**Data listing**:
········

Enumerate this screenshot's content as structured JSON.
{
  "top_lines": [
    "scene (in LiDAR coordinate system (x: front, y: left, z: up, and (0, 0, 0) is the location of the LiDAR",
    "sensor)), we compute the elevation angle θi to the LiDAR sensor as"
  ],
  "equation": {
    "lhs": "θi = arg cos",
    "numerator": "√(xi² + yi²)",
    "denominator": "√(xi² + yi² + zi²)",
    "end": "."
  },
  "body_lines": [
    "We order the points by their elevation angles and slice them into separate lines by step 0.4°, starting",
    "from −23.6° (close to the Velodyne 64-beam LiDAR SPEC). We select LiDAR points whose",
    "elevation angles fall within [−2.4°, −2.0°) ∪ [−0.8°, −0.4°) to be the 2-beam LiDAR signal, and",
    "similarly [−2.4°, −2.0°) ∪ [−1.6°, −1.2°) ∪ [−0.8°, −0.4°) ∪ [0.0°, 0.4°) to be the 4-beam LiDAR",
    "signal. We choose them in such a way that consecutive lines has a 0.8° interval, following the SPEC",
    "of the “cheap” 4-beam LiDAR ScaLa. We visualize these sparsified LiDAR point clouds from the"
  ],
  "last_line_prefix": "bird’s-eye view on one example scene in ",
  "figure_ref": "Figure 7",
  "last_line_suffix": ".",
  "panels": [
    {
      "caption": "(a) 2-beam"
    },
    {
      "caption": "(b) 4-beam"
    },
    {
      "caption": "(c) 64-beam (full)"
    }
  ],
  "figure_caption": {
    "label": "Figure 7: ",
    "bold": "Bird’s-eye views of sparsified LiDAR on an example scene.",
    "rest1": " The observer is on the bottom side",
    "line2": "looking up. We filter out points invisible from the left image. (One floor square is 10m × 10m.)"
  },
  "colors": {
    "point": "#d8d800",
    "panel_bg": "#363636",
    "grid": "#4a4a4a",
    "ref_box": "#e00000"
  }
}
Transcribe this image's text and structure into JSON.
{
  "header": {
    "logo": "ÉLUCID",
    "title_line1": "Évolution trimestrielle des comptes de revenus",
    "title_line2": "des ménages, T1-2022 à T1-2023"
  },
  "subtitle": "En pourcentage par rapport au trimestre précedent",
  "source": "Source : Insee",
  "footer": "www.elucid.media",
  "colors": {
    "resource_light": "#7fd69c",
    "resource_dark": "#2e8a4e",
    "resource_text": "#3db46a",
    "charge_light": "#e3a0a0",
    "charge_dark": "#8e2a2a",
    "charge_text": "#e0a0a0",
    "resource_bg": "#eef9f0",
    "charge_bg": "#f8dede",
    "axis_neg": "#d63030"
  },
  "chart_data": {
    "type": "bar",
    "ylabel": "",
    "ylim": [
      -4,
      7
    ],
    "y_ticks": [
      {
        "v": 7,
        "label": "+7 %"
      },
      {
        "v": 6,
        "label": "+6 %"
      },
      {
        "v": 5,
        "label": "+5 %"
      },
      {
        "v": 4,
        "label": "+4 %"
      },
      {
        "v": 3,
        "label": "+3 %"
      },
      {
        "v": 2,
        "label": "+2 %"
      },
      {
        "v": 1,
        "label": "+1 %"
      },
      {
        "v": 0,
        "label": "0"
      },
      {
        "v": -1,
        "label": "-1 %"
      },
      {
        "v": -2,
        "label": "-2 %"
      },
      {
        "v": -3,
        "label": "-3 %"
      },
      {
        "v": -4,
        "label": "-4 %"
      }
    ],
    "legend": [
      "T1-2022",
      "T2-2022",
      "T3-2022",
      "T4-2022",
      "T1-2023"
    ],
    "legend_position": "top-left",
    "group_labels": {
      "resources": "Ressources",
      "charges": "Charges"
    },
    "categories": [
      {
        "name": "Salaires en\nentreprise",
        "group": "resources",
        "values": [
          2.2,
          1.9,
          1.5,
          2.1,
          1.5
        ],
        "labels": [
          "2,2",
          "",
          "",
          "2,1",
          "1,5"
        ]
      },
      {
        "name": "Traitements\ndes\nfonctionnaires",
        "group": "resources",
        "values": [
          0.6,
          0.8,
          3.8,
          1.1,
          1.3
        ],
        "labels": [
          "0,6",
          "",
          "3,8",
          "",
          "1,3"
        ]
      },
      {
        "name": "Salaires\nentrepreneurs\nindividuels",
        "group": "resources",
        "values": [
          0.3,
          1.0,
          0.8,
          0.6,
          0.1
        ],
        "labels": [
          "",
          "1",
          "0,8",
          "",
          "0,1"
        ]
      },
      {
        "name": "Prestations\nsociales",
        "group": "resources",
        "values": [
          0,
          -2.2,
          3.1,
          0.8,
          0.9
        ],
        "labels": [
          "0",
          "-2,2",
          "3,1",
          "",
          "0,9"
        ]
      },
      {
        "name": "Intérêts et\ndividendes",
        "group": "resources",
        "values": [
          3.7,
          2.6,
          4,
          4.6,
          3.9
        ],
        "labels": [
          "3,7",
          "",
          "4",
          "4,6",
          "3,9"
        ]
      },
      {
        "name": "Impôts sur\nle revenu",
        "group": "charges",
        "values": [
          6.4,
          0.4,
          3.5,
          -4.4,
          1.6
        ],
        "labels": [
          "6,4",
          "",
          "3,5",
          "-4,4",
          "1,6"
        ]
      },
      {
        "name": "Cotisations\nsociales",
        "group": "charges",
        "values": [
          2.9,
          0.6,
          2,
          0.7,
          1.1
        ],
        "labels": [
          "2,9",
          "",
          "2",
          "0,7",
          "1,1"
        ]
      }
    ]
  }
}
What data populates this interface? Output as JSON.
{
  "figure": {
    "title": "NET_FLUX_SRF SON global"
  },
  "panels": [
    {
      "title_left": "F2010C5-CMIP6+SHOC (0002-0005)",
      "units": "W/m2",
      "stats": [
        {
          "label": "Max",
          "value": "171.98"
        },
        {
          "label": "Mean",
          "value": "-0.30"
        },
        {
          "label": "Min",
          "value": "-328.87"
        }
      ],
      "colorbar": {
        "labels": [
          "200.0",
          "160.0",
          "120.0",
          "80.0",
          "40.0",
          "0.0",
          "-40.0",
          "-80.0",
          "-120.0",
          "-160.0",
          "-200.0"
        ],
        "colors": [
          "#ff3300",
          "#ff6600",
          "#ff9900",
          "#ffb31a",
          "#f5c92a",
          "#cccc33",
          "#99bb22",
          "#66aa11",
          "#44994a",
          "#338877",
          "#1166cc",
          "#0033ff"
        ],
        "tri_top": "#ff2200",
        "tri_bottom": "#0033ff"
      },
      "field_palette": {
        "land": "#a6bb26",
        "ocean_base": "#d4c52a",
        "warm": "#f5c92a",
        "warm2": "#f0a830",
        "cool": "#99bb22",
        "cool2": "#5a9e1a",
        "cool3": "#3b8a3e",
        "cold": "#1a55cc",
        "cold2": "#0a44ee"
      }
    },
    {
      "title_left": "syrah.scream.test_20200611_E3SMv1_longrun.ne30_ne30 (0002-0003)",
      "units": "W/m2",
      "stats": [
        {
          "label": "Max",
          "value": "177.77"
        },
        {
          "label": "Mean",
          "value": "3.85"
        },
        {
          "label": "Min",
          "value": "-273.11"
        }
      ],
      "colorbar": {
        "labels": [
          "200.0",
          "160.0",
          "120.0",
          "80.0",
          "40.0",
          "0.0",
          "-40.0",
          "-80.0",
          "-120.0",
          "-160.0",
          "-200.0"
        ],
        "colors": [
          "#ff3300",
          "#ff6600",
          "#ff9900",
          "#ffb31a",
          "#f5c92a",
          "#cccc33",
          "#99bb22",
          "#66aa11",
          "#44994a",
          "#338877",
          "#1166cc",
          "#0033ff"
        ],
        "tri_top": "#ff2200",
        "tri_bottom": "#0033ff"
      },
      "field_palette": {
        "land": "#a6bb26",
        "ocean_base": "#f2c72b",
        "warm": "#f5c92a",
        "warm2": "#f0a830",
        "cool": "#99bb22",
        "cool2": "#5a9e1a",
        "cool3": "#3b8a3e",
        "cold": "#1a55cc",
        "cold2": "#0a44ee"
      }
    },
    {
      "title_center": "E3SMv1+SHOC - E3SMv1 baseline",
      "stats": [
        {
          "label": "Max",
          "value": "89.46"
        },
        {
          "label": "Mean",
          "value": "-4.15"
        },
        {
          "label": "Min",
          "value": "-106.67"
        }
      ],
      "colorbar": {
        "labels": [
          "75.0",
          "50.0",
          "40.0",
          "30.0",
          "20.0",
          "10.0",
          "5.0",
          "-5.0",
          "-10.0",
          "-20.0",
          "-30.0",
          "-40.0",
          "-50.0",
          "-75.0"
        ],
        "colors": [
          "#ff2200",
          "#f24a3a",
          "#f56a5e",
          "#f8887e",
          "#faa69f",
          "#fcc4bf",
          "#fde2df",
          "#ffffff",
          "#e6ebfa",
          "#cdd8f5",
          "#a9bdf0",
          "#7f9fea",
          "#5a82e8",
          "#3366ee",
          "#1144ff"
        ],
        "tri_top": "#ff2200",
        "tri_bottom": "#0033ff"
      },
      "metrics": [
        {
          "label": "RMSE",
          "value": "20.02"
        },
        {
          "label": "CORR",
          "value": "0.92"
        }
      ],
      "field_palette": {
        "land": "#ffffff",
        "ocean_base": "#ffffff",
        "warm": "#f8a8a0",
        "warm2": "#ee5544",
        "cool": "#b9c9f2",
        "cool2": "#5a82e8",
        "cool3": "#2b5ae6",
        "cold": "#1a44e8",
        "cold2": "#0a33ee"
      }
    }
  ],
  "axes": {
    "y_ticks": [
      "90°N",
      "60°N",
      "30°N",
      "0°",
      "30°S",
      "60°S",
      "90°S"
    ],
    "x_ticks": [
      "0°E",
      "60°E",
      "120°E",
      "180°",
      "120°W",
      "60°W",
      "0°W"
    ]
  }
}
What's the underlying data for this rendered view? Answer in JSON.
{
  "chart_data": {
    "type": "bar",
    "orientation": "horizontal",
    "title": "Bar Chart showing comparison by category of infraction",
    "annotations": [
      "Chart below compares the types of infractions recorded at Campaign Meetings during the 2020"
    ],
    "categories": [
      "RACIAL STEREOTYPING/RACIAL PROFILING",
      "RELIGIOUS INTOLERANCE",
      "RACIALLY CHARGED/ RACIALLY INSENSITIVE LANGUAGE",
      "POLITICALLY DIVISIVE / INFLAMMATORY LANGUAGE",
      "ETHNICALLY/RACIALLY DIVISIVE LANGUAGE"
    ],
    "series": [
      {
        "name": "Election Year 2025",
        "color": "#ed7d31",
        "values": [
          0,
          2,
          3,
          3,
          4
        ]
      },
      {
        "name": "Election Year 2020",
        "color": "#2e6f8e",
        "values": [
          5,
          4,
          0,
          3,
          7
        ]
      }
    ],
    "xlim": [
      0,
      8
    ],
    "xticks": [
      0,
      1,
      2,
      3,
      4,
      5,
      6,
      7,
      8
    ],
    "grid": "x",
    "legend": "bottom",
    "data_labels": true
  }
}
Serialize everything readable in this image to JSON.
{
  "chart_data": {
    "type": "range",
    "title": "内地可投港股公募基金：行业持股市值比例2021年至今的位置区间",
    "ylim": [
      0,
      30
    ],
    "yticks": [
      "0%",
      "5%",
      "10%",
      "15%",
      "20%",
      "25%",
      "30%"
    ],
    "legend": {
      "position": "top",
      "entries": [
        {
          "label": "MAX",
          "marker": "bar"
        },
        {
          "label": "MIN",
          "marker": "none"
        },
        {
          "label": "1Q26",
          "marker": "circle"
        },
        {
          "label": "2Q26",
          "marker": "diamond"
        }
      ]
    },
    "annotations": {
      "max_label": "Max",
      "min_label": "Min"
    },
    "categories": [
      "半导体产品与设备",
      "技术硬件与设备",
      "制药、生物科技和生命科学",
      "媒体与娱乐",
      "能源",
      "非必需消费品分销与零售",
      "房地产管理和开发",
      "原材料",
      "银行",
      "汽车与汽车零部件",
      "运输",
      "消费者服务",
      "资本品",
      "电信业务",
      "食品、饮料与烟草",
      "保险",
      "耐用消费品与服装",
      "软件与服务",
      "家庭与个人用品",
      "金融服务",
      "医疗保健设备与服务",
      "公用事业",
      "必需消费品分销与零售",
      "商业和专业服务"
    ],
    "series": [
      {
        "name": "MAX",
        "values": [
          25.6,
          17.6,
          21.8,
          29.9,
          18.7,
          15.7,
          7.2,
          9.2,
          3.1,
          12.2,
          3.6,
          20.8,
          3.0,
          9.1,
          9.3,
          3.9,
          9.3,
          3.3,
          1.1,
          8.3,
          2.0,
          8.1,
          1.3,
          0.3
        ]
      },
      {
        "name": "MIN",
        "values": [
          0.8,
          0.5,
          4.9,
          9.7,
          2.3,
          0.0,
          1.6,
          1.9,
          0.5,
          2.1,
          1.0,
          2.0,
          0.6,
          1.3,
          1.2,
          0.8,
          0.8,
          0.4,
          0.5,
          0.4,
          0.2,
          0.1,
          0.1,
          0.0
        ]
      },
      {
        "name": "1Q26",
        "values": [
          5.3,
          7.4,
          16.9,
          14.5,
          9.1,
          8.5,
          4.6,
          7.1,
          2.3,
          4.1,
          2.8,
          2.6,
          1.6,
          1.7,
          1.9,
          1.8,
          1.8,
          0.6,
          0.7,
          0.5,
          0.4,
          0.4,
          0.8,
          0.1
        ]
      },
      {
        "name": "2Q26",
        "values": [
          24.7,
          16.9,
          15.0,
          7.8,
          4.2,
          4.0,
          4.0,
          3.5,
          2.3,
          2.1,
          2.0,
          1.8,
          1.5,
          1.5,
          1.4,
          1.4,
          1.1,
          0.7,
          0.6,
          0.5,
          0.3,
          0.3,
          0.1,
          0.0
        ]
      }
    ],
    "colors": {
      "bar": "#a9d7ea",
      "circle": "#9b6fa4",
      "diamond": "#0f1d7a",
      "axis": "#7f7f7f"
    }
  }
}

········

**Task statement**: Show every line from the entries above in which "angles" appears.

**Complete output**:
    "We order the points by their elevation angles and slice them into separate lines by step 0.4°, starting",
    "elevation angles fall within [−2.4°, −2.0°) ∪ [−0.8°, −0.4°) to be the 2-beam LiDAR signal, and",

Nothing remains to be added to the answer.